I'm studying from Applied Partial Differential Equations (Haberman) and got stuck on the last question (c) shown below. How do I find the coefficients $a_1, a_2, b_1$ and $b_2$?
Problem
My Work
So from questions (a) and (b), I found $$J_{1/2}(z)=z^{-1/2}(a_1 cos(z)+a_2sin(z))$$ and $$Y_{1/2}=z^{-1/2}(b_1cos(z)+b_2sin(z))$$
I know that as $z\to0$ (small z):$$J_m(z)=\begin{cases}1 & m=0 \\ \frac{1}{2^mm!}z^m & m\gt 0 \end{cases}$$ and $$Y_m(z)=\begin{cases}\frac{2}{\pi}ln(z) & m=0 \\ \frac{-2^m(m-1)!}{\pi}z^{-m} & m\gt 0 \end{cases}$$
How do I apply these asymptotic functions?
I do one for you, and you will get going, I guess.

Objectives:
1. Please rewrite the paragraph of the Bessel function thread beginning "I know that as" as a short list.
2. In the Bessel function thread, what textbook is the poster studying from?
3. Carry the Bessel function thread forward from its last sentence.
The listing after this point has no connection to the Bessel function thread.

Given information:
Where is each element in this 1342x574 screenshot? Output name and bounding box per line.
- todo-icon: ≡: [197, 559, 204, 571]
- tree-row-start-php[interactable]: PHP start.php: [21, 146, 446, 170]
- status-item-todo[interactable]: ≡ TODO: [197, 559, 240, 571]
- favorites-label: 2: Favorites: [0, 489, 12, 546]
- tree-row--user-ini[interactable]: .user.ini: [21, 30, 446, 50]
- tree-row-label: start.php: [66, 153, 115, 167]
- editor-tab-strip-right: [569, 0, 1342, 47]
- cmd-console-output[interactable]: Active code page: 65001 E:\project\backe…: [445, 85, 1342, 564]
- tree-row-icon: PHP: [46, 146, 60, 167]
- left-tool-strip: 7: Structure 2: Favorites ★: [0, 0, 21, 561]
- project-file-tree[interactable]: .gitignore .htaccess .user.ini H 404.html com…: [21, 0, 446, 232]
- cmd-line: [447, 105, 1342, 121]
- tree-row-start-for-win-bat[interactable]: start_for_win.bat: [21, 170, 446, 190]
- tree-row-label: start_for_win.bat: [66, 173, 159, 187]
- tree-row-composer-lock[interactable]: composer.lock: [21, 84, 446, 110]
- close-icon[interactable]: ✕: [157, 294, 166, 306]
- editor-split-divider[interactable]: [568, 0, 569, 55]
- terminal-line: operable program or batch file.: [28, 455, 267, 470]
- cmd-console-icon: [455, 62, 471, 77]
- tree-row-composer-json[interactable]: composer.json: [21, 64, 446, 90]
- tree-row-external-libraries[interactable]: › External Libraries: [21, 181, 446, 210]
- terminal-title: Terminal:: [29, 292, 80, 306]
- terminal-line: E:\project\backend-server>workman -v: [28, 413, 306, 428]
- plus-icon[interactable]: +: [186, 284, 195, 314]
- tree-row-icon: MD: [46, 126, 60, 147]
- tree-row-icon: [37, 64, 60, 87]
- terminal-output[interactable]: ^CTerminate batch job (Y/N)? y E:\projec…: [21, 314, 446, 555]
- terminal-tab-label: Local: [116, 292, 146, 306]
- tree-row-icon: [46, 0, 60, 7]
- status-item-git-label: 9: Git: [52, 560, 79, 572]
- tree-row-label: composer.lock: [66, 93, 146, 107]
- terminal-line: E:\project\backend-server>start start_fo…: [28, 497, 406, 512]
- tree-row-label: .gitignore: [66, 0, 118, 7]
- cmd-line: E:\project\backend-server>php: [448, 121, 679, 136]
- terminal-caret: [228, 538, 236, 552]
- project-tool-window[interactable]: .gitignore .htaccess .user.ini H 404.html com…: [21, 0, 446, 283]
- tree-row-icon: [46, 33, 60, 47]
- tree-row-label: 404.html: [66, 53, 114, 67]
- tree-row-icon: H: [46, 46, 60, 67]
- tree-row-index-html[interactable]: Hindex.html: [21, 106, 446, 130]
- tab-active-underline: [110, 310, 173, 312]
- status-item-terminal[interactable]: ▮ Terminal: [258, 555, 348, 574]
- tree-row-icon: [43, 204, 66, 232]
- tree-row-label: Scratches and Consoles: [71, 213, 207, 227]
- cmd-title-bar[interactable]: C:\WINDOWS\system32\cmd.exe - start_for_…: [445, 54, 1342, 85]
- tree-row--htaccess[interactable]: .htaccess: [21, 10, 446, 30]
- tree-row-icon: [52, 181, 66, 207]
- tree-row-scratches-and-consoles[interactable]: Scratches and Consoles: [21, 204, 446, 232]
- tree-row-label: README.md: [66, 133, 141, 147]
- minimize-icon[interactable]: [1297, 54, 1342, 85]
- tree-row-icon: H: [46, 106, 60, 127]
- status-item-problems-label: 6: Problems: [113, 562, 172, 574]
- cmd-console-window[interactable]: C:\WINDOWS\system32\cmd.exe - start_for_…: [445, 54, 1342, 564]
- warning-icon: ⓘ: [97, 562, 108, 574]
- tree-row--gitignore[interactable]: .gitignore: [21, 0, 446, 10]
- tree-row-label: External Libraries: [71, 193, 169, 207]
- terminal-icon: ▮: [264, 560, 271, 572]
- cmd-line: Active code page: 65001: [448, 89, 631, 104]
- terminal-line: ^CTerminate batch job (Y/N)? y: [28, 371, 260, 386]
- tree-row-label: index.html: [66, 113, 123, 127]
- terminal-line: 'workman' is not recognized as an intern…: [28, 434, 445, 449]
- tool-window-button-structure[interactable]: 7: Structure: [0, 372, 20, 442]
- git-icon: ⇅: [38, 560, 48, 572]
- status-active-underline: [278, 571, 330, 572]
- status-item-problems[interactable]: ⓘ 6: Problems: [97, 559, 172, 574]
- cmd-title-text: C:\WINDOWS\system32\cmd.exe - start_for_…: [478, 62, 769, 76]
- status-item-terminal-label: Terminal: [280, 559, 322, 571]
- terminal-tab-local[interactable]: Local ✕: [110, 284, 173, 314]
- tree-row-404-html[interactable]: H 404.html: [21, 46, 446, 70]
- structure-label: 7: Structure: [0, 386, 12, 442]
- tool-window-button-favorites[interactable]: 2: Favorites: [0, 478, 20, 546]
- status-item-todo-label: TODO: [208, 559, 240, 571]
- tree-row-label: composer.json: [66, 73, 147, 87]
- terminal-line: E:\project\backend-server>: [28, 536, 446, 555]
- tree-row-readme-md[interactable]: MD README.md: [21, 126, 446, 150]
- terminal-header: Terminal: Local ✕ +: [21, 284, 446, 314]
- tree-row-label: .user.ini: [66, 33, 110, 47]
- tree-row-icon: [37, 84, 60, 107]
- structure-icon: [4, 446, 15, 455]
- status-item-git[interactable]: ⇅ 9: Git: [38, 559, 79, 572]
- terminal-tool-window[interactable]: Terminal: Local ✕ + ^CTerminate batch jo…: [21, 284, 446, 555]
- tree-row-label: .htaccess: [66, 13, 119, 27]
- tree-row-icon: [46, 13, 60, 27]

Responses to the exercise:
1.
- Small-$z$ behavior of $J_m(z)$ as $z\to0$: $1$ for $m=0$, and $\frac{1}{2^m m!}z^m$ for $m>0$.
- Small-$z$ behavior of $Y_m(z)$ as $z\to0$: $\frac{2}{\pi}\ln(z)$ for $m=0$, and $\frac{-2^m(m-1)!}{\pi}z^{-m}$ for $m>0$.

2. Applied Partial Differential Equations by Haberman.

3.
First, $(1/2)!=\Gamma(3/2)=\sqrt{\pi}/2$, so, as $z\approx 0$, $$ J_{1/2}(z)\approx \frac{1}{\sqrt{2}\sqrt{\pi}/2}z^{1/2}=\frac{\sqrt{2}}{\sqrt{\pi}}z^{1/2}. $$ I guess you know that $\cos z\approx 1$ and that $\sin z\approx z$ for small $z$. Thus $$ z^{-1/2}(a_1\cos z+a_2\sin z)\approx z^{-1/2}(a_1+a_2z)=\frac{a_1}{z^{1/2}}+a_2z^{1/2}. $$ By comparison, we find that here $a_1=0$ and $a_2=\sqrt{2}/\sqrt{\pi}$.
Now try the rest for yourself.